▶ _Do this_: Count how many lines in this material contain "Growth". The answer is that number alone.

(Part of a data file)
****************************************
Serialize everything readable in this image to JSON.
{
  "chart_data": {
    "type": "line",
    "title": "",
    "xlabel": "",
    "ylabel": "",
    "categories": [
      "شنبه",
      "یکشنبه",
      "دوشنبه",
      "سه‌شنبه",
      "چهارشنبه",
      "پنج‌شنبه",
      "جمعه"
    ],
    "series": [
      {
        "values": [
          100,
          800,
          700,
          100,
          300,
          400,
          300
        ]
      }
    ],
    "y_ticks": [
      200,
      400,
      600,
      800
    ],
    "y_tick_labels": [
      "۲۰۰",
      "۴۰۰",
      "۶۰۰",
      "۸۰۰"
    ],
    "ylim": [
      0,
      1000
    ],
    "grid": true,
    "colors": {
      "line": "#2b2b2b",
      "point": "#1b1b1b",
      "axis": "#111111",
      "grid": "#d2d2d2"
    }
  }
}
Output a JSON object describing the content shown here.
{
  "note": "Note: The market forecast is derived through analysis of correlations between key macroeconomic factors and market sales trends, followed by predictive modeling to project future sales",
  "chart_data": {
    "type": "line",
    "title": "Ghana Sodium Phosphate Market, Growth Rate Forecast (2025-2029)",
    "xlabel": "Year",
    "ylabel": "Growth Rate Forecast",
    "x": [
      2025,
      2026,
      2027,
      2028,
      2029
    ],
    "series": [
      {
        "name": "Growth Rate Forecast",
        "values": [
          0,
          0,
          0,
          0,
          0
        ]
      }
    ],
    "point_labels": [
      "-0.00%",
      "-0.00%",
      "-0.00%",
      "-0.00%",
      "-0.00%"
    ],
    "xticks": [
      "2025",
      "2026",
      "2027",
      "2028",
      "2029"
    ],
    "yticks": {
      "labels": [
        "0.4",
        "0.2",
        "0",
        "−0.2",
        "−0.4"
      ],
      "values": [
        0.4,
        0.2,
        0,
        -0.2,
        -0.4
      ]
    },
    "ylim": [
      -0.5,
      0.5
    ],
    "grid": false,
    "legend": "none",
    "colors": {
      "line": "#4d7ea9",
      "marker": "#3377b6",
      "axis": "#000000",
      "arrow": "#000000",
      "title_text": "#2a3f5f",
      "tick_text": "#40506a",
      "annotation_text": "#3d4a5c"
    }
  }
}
****************************************
▶ _Exercise result_: 3